Material for the task:
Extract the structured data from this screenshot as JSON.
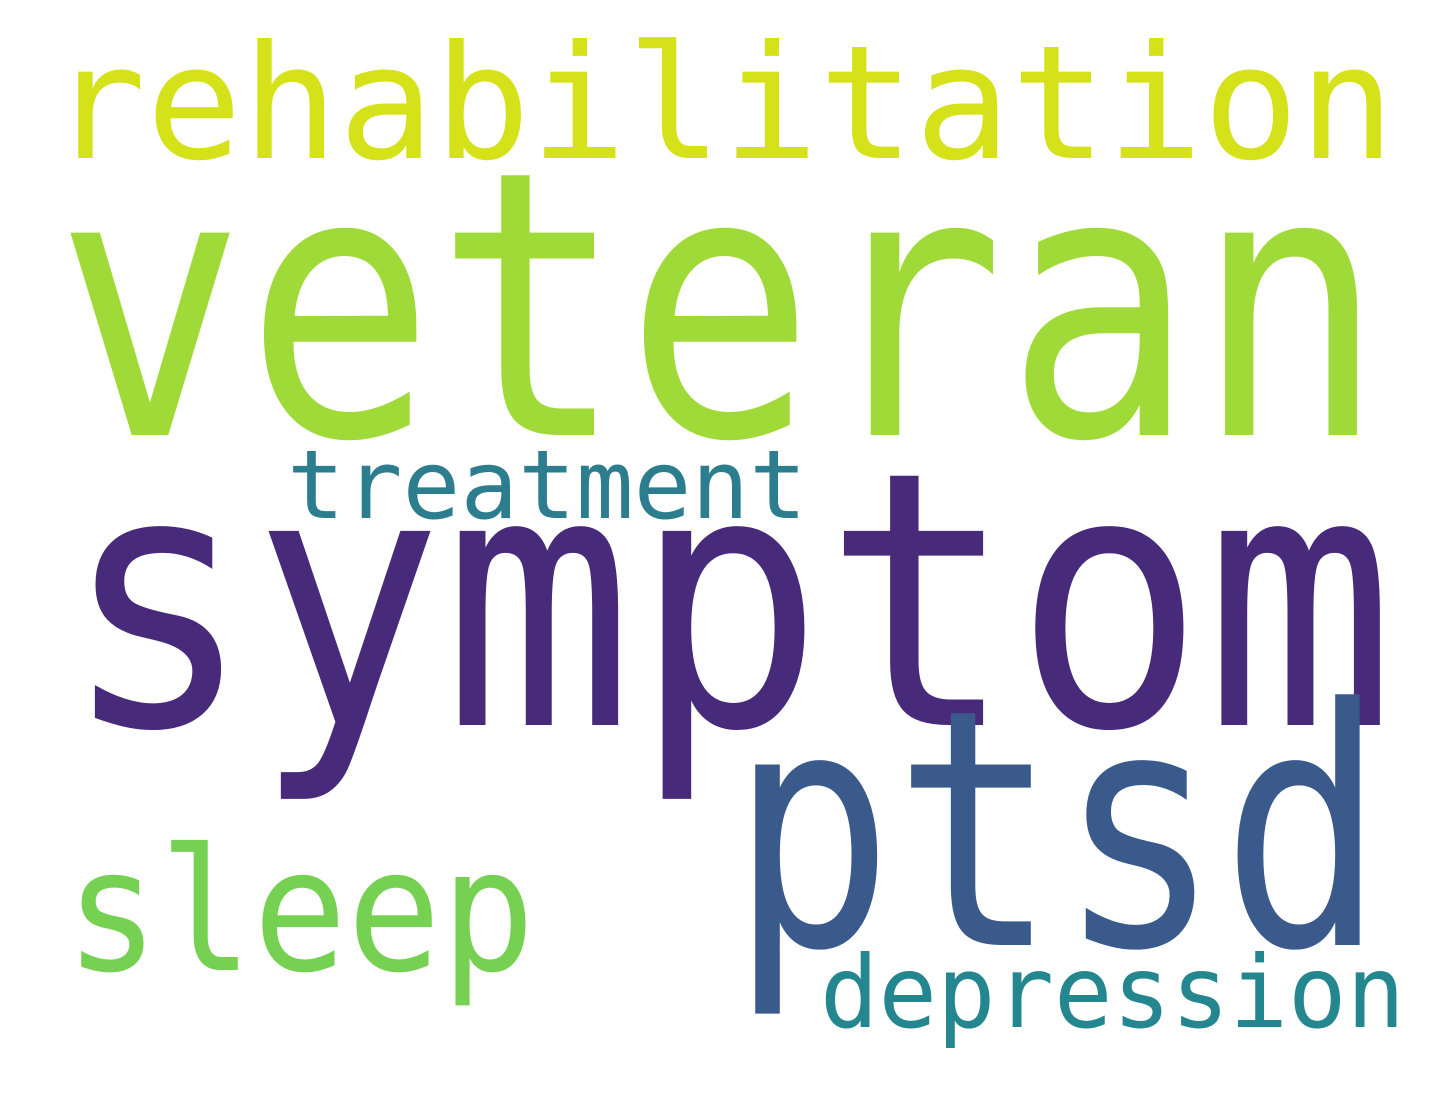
{
  "words": [
    {
      "key": "symptom",
      "text": "symptom",
      "color": "#472b7a"
    },
    {
      "key": "veteran",
      "text": "veteran",
      "color": "#a0da39"
    },
    {
      "key": "ptsd",
      "text": "ptsd",
      "color": "#3b5a8c"
    },
    {
      "key": "rehabilitation",
      "text": "rehabilitation",
      "color": "#d5e21a"
    },
    {
      "key": "sleep",
      "text": "sleep",
      "color": "#76d153"
    },
    {
      "key": "treatment",
      "text": "treatment",
      "color": "#2c7d8e"
    },
    {
      "key": "depression",
      "text": "depression",
      "color": "#24868e"
    }
  ]
}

Written instruction: The data should be printed again unchanged; leave its pictures out.

Expected output:
Extract the structured data from this screenshot as JSON.
{
  "words": [
    {
      "key": "symptom",
      "text": "symptom",
      "color": "#472b7a"
    },
    {
      "key": "veteran",
      "text": "veteran",
      "color": "#a0da39"
    },
    {
      "key": "ptsd",
      "text": "ptsd",
      "color": "#3b5a8c"
    },
    {
      "key": "rehabilitation",
      "text": "rehabilitation",
      "color": "#d5e21a"
    },
    {
      "key": "sleep",
      "text": "sleep",
      "color": "#76d153"
    },
    {
      "key": "treatment",
      "text": "treatment",
      "color": "#2c7d8e"
    },
    {
      "key": "depression",
      "text": "depression",
      "color": "#24868e"
    }
  ]
}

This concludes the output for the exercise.